Exercise description
How many lines of the data hold the word "distinct"? State the number and nothing else.

Record excerpts
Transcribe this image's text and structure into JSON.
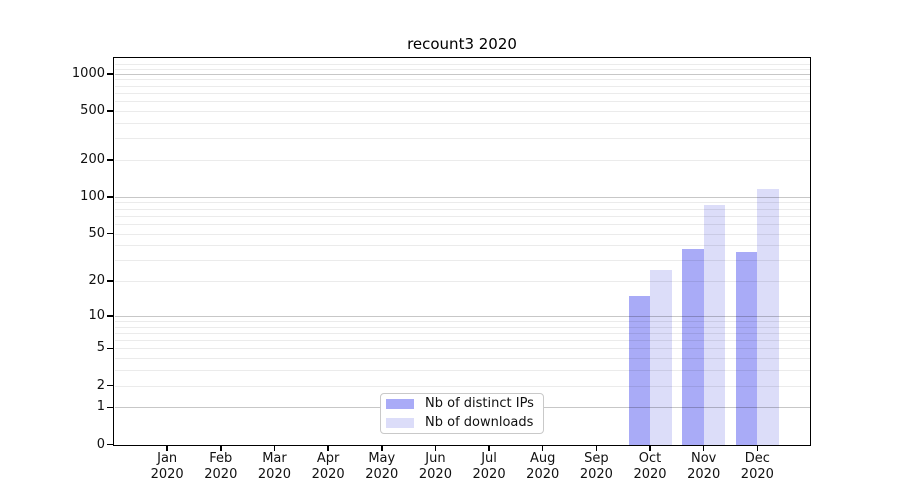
{
  "title": "recount3 2020",
  "chart_data": {
    "type": "bar",
    "title": "recount3 2020",
    "y_scale": "symlog (t = ln(1+y))",
    "grid": "horizontal major+minor, decades emphasized",
    "legend_position": "inside bottom-center",
    "y_axis": {
      "ticks": [
        0,
        1,
        2,
        5,
        10,
        20,
        50,
        100,
        200,
        500,
        1000
      ],
      "range": [
        0,
        1300
      ]
    },
    "x_axis": {
      "months": [
        "Jan",
        "Feb",
        "Mar",
        "Apr",
        "May",
        "Jun",
        "Jul",
        "Aug",
        "Sep",
        "Oct",
        "Nov",
        "Dec"
      ],
      "year": "2020"
    },
    "series": [
      {
        "name": "Nb of distinct IPs",
        "key": "distinct-ips",
        "color": "#a9abf7",
        "values": [
          null,
          null,
          null,
          null,
          null,
          null,
          null,
          null,
          null,
          15,
          37,
          35
        ]
      },
      {
        "name": "Nb of downloads",
        "key": "downloads",
        "color": "#dcddf9",
        "values": [
          null,
          null,
          null,
          null,
          null,
          null,
          null,
          null,
          null,
          25,
          86,
          115
        ]
      }
    ]
  }
}
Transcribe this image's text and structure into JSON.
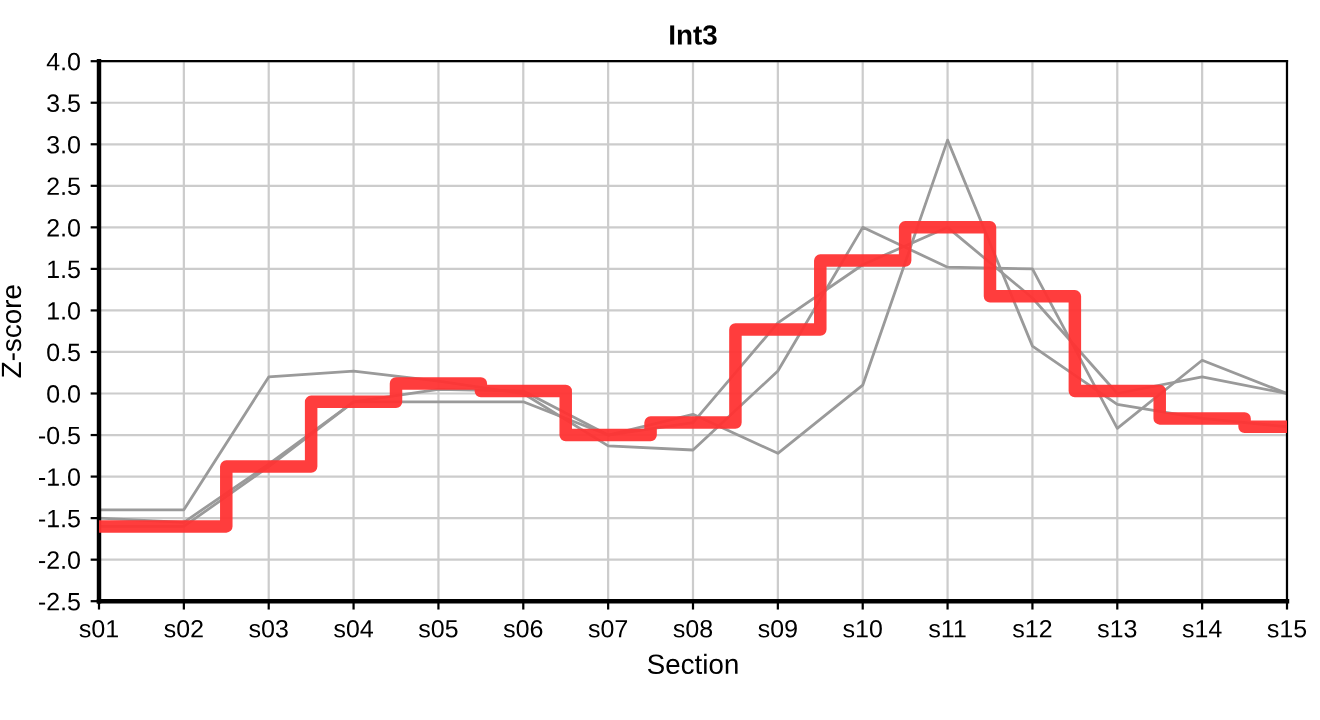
{
  "chart_data": {
    "type": "line",
    "title": "Int3",
    "xlabel": "Section",
    "ylabel": "Z-score",
    "categories": [
      "s01",
      "s02",
      "s03",
      "s04",
      "s05",
      "s06",
      "s07",
      "s08",
      "s09",
      "s10",
      "s11",
      "s12",
      "s13",
      "s14",
      "s15"
    ],
    "series": [
      {
        "color": "#9a9a9a",
        "values": [
          -1.5,
          -1.55,
          -0.85,
          -0.1,
          -0.1,
          -0.1,
          -0.5,
          -0.35,
          0.85,
          1.55,
          2.0,
          1.15,
          0.0,
          0.2,
          0.0
        ]
      },
      {
        "color": "#9a9a9a",
        "values": [
          -1.6,
          -1.6,
          -0.88,
          -0.1,
          0.05,
          0.03,
          -0.5,
          -0.25,
          -0.72,
          0.1,
          3.05,
          0.57,
          -0.13,
          -0.3,
          -0.4
        ]
      },
      {
        "color": "#9a9a9a",
        "values": [
          -1.4,
          -1.4,
          0.2,
          0.27,
          0.15,
          0.0,
          -0.63,
          -0.68,
          0.27,
          2.0,
          1.52,
          1.5,
          -0.42,
          0.4,
          0.0
        ]
      },
      {
        "type": "step",
        "color": "#ff3333",
        "values": [
          -1.6,
          -1.6,
          -0.88,
          -0.1,
          0.12,
          0.03,
          -0.5,
          -0.35,
          0.77,
          1.6,
          2.0,
          1.17,
          0.03,
          -0.3,
          -0.4
        ]
      }
    ],
    "ylim": [
      -2.5,
      4.0
    ],
    "yticks": [
      {
        "value": -2.5,
        "label": "-2.5"
      },
      {
        "value": -2.0,
        "label": "-2.0"
      },
      {
        "value": -1.5,
        "label": "-1.5"
      },
      {
        "value": -1.0,
        "label": "-1.0"
      },
      {
        "value": -0.5,
        "label": "-0.5"
      },
      {
        "value": 0.0,
        "label": "0.0"
      },
      {
        "value": 0.5,
        "label": "0.5"
      },
      {
        "value": 1.0,
        "label": "1.0"
      },
      {
        "value": 1.5,
        "label": "1.5"
      },
      {
        "value": 2.0,
        "label": "2.0"
      },
      {
        "value": 2.5,
        "label": "2.5"
      },
      {
        "value": 3.0,
        "label": "3.0"
      },
      {
        "value": 3.5,
        "label": "3.5"
      },
      {
        "value": 4.0,
        "label": "4.0"
      }
    ],
    "grid": true
  }
}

Correct result
2